▶ [DOCUMENT SECTION]

Module 1.2: Visualizing Files
Reference Guide
- Time to Complete: 10-15 minutes
- Prerequisites: Module 1.1 complete; course folder open in the Codex app
Start this lesson interactively: Type
/start 1 2in the Codex app to set up your workspace step-by-step.
Overview
Codex does real work with real files — but that only feels trustworthy when you can see those files. This lesson shows you the Files drawer, the built-in file viewer in the Codex app, so you can watch documents appear and change in real time as Codex works.
Key takeaway: Chat with Codex on one side, watch the results in the Files drawer on the other. You’ll never wonder “what just happened?” again.
Why Visualization Matters
With the Files drawer open, you can:
- See your entire project structure at a glance
- Watch PRDs, research notes, and summaries appear as Codex creates them
- Inspect the source material Codex is using
- Point Codex at exact passages instead of vaguely waving at a whole file
Open the Files Drawer
Everything you need is built into the Codex app — no external editor required.

▶ [ACTIONS TO TAKE]
1. Decide whether each statement agrees with the Files drawer lesson, answering yes or no and quoting the words that settle it: (a) The lesson takes 10 to 15 minutes. (b) An external editor is needed to open the Files drawer. (c) Module 1.1 must be finished before this lesson.
2. Answer these questions from the Files drawer lesson:
(a) What is the built-in file viewer in the Codex app called?
(b) Which three kinds of documents can you watch appear as Codex creates them?
(c) What must already be open in the Codex app before starting?
3. Please copy the part of the Files drawer lesson starting at "Module 1.2: Visualizing" and ending at "as Codex works.".
None of the rows have any bearing on this work.

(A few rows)
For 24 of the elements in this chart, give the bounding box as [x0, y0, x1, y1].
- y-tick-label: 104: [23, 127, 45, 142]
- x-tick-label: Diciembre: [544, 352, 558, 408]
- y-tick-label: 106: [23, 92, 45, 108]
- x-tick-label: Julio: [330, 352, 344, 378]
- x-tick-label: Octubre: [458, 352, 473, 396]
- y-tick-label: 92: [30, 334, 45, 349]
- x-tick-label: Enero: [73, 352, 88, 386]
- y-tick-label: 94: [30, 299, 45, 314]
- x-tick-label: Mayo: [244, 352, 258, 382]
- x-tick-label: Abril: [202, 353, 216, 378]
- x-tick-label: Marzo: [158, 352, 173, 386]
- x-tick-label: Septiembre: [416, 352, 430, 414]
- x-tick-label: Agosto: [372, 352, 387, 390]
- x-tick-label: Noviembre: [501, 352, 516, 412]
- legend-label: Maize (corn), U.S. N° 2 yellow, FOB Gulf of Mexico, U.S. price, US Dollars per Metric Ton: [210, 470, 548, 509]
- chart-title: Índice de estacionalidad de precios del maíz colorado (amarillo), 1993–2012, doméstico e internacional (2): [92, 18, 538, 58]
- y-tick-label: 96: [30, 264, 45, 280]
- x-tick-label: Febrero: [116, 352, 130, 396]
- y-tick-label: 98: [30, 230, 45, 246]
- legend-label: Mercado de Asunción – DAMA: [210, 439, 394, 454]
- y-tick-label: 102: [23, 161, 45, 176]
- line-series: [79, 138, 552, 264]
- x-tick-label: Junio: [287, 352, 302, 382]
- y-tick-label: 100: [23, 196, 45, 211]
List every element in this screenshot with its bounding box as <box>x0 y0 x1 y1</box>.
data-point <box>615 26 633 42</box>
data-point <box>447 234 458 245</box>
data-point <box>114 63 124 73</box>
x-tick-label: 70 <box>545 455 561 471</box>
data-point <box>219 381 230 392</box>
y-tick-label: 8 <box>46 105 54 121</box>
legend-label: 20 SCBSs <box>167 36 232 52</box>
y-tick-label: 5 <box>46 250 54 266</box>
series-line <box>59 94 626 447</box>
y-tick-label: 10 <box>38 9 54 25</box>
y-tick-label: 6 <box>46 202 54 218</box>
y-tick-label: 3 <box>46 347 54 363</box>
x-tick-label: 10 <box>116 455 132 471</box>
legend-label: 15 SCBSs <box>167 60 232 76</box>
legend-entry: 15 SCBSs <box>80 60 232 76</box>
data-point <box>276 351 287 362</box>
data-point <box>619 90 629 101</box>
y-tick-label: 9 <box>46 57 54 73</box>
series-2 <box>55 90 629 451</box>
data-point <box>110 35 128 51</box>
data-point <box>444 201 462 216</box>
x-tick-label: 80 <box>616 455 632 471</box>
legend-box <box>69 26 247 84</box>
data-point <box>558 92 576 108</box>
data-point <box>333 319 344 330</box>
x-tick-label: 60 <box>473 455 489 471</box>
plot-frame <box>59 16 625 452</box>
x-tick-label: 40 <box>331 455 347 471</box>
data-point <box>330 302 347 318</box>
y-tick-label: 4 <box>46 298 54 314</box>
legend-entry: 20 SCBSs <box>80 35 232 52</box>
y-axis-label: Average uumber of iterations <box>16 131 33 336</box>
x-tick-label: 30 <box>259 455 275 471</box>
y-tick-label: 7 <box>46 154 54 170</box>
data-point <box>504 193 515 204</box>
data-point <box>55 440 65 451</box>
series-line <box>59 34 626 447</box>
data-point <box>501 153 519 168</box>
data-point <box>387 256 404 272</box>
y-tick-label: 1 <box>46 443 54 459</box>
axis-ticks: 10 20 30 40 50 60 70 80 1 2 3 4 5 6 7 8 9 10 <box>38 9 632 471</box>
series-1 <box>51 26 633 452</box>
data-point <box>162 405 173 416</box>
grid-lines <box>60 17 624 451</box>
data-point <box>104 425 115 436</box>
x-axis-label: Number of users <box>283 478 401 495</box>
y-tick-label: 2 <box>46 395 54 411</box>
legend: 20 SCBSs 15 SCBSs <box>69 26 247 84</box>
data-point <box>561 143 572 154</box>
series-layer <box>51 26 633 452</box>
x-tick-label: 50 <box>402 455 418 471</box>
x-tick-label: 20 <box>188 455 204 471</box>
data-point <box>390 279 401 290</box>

▶ [ANSWERS TO THE PROBLEMS]
1.
(a) Yes: "Time to Complete: 10-15 minutes"
(b) No: "no external editor required"
(c) Yes: "Prerequisites: Module 1.1 complete"

2.
(a) The Files drawer
(b) PRDs, research notes, and summaries
(c) The course folder

3.
Module 1.2: Visualizing Files
Reference Guide
- Time to Complete: 10-15 minutes
- Prerequisites: Module 1.1 complete; course folder open in the Codex app
Start this lesson interactively: Type
/start 1 2in the Codex app to set up your workspace step-by-step.
Overview
Codex does real work with real files — but that only feels trustworthy when you can see those files. This lesson shows you the Files drawer, the built-in file viewer in the Codex app, so you can watch documents appear and change in real time as Codex works.